__Exercise__.
From the listing below, pull out all lines with "каждый" in them.

__Material provided__.
....
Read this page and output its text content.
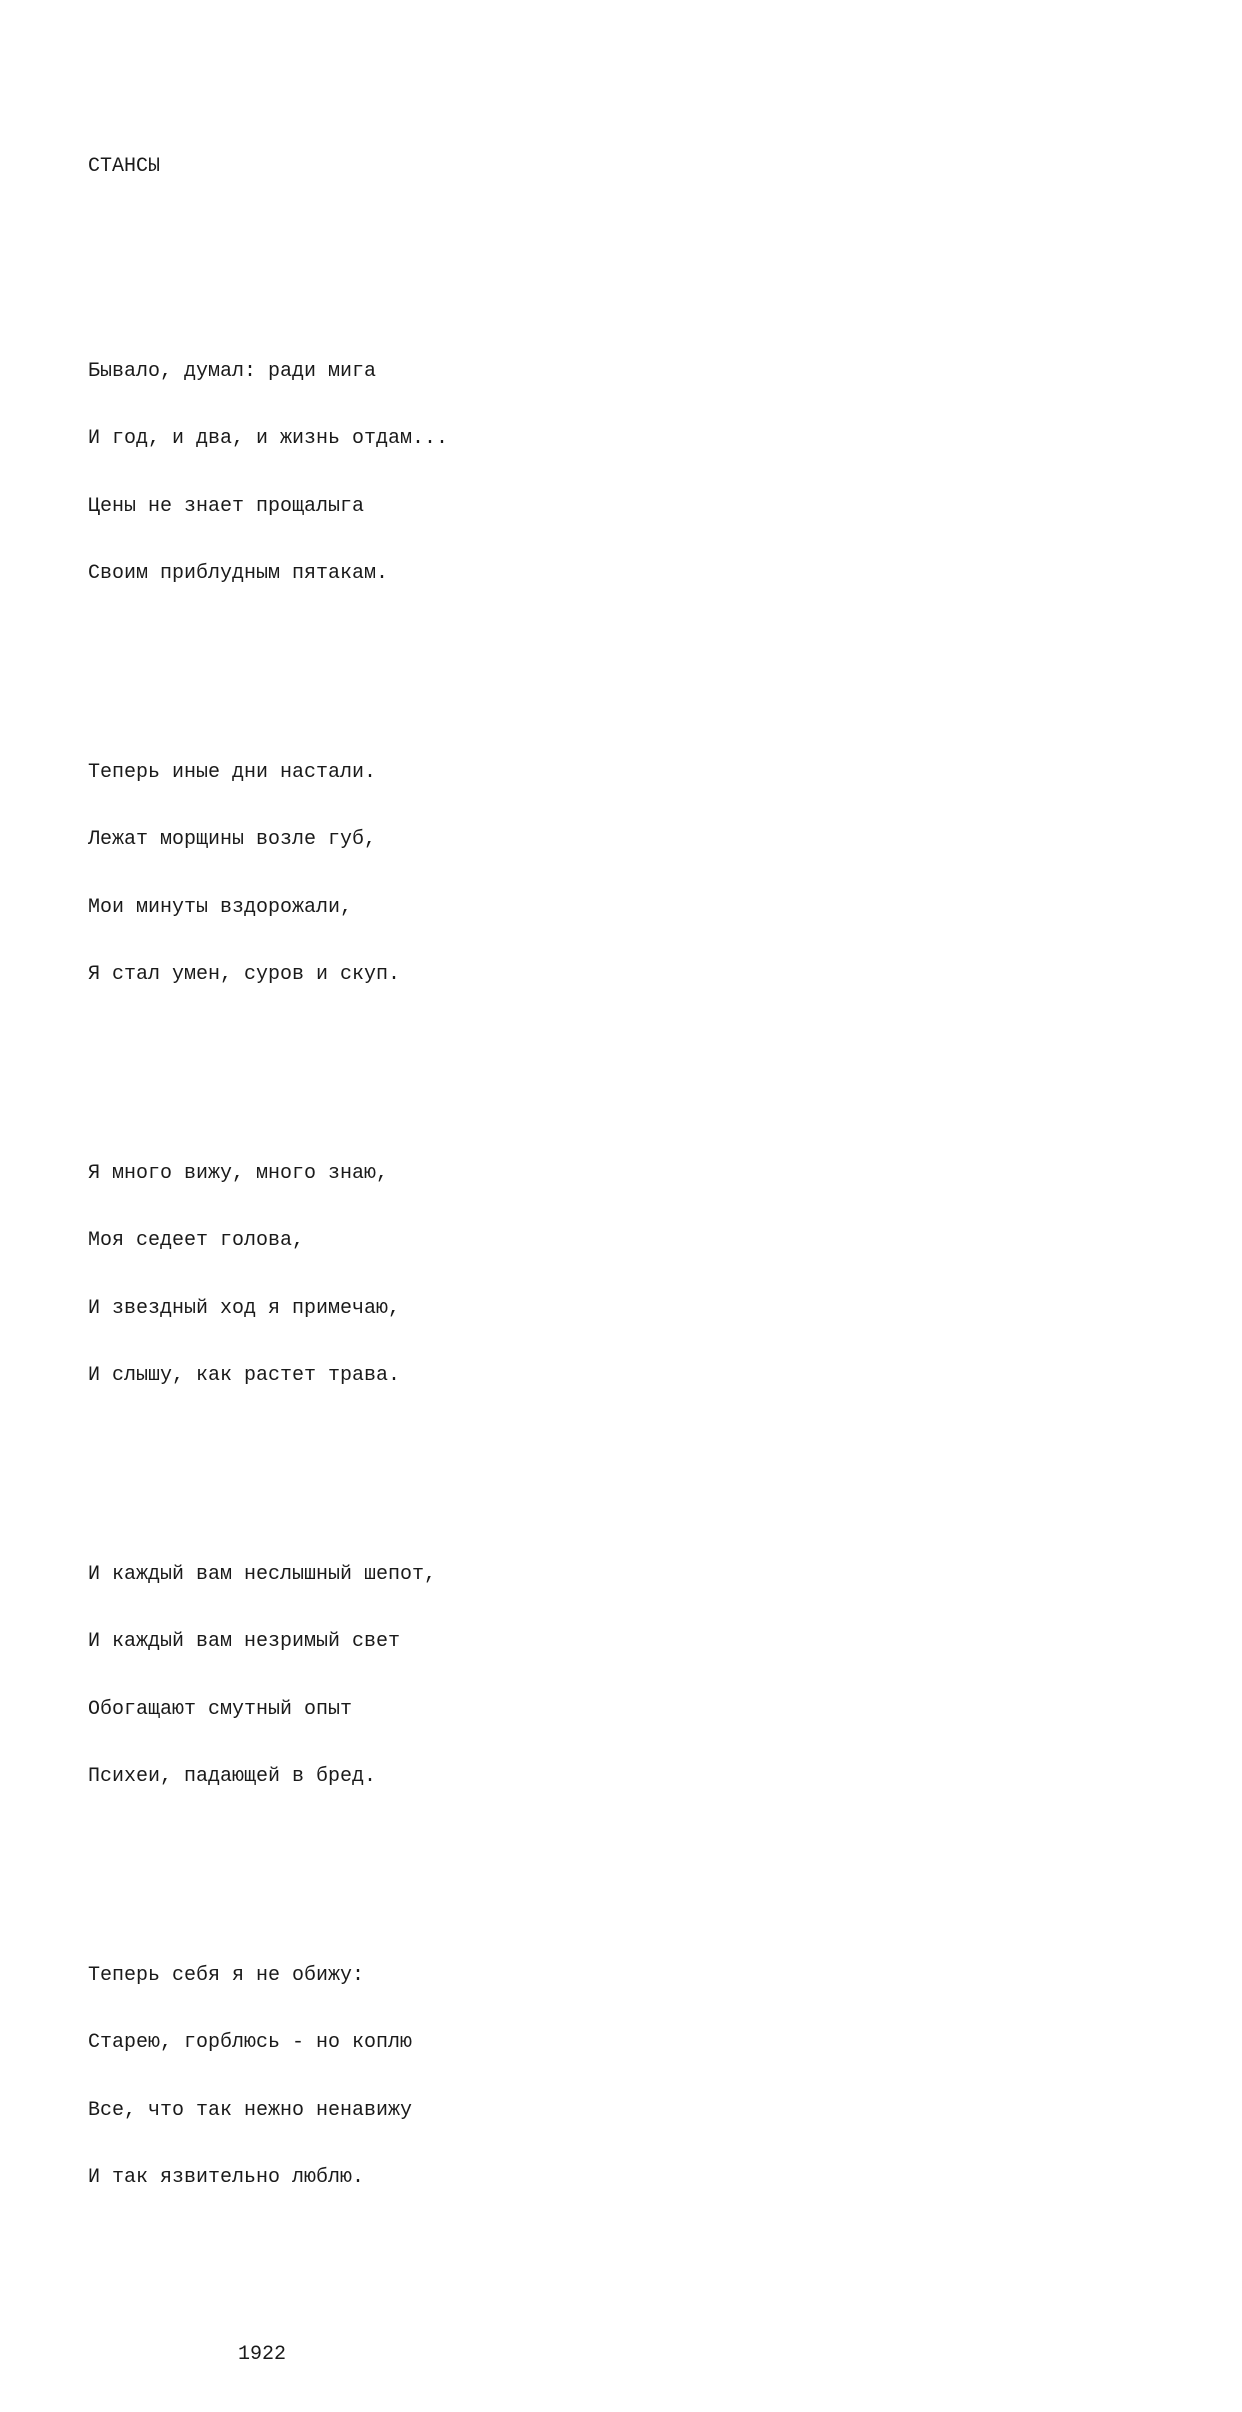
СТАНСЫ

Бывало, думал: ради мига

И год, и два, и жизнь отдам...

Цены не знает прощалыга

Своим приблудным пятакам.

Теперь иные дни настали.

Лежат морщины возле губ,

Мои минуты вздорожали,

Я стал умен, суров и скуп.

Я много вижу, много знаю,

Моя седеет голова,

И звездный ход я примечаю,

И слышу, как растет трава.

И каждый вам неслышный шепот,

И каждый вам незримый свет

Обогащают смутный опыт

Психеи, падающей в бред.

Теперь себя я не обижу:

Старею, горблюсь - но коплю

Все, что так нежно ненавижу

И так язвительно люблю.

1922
....
__Answer to the problem__.
И каждый вам неслышный шепот,
И каждый вам незримый свет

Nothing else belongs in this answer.